Escrito por Marcus Santana

Com o que você sonhou hoje? Muitos precisarão de um bom tempo para responder a essa pergunta e mesmo assim terão dificuldades. A conclusão para tal questionamento em alguns casos pode até ser clara, mas a maioria dos relatos é imprecisa, nebulosa ou até impossível de se recordar. Sonhos podem significar muito ou serem apenas uma forma de nossas mentes experimentarem o que ainda não provamos na realidade, e muitas vezes sequer chegaremos a vivenciar.

A Mão Verde, lançamento da Comix Zone, bebe justamente nessa água: de navegar por correntes sinuosas em que não se sabe ao certo até onde vão chegar. Durante o período de maior experimentalismo psicodélico da História da humanidade, Édith Zha e Nicole Claveloux entregam diversas narrativas curtas, despretensiosas e de arte espetacular. Embora nenhum capítulo ultrapasse 10 páginas, sua técnica de desenho que mistura tinta guache e aerógrafo demonstram uma inovação para a época que a coloca em um patamar revolucionário de obras como Saga de Xam e Kris Kool.

IMAGEM: Amazon.com.br

Porém, mesmo com o seu primoroso traço e maestria no uso de cores, que conquista a atenção de todos os que encaram suas páginas, tal nova possibilidade de contar histórias mostra em seu cerne ainda uma inconsistência relativa ao conteúdo expresso. No primeiro capítulo, exatamente o que dá título ao livro, temos uma conversa de apartamento entre uma mulher e uma ave a respeito de um vegetal capaz de se comunicar com ambos; Em A Noite Branca, a mesma protagonista visita o museu em que aparentemente trabalha e conversa com vários dos itens expostos por lá; Já no tomo O Medo Azul, a ave residente do apartamento, cansada de sua vida encastelada, busca liberdade ao sair da moradia que funciona como uma espécie de gaiola para o personagem, mas seus planos não são bem-sucedidos e ele volta ao seu endereço habitual.
□ □ □ □
Requisitos do exercício:
Responda às perguntas a seguir com base no texto sobre A Mão Verde.
(a) Qual editora lançou A Mão Verde?
(b) Que dois materiais a técnica de desenho das autoras mistura?
(c) No capítulo A Noite Branca, que lugar a protagonista visita?

Extrato de dados:
□ □ □ □
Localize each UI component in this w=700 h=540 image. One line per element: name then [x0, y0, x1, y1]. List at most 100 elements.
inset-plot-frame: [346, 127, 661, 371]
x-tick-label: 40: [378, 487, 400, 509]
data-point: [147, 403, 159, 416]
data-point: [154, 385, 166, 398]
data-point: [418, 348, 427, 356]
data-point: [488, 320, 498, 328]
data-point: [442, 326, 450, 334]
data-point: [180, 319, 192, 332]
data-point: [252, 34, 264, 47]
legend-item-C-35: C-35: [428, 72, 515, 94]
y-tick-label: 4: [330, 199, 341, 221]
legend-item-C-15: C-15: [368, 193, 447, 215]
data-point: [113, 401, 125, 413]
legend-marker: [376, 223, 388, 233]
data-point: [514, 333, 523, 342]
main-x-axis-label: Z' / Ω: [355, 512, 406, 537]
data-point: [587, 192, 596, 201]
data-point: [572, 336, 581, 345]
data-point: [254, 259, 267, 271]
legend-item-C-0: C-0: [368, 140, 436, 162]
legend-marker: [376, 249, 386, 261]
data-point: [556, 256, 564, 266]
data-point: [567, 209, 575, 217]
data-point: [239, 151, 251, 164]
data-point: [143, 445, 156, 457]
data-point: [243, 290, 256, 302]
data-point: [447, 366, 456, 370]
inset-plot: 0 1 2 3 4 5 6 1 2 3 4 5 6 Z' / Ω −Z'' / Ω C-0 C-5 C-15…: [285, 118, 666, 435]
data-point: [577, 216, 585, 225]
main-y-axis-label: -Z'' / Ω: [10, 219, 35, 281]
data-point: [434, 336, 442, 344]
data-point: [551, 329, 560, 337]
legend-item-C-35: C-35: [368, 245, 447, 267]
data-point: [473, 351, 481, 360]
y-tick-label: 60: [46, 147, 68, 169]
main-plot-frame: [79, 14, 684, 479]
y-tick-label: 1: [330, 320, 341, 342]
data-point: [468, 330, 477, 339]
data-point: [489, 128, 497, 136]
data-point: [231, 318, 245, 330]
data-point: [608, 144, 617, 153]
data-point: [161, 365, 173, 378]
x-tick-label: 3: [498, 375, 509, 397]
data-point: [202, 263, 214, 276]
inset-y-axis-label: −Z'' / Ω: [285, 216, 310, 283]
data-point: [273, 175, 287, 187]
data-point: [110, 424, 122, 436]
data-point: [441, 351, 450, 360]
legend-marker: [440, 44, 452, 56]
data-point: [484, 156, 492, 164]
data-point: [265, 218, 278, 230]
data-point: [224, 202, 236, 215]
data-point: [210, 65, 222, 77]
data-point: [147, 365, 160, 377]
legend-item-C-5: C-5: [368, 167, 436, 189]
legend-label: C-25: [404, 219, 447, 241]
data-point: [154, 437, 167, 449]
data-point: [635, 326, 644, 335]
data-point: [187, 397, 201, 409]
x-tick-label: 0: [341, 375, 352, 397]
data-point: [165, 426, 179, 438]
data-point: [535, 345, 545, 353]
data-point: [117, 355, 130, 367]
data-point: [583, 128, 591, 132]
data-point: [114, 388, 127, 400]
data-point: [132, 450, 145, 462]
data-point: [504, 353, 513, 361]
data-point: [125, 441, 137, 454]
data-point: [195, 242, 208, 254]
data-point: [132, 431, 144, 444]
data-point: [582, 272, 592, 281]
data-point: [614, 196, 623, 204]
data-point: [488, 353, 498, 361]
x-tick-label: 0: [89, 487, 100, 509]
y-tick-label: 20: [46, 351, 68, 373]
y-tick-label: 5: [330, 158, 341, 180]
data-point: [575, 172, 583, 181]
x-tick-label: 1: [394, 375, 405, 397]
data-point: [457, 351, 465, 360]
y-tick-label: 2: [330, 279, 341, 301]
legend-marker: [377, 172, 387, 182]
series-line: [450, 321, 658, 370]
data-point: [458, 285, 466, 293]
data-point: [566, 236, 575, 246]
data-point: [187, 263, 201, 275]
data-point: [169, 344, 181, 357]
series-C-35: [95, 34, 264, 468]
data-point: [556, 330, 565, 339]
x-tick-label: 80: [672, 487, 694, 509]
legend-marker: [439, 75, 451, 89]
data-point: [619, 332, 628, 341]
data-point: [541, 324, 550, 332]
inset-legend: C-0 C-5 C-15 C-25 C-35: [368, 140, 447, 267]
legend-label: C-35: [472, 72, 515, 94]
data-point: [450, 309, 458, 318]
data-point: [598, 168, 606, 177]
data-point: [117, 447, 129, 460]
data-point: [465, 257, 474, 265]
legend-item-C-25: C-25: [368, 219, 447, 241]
□ □ □ □
Resposta do exercício:
(a) A Comix Zone.
(b) Tinta guache e aerógrafo.
(c) O museu em que aparentemente trabalha.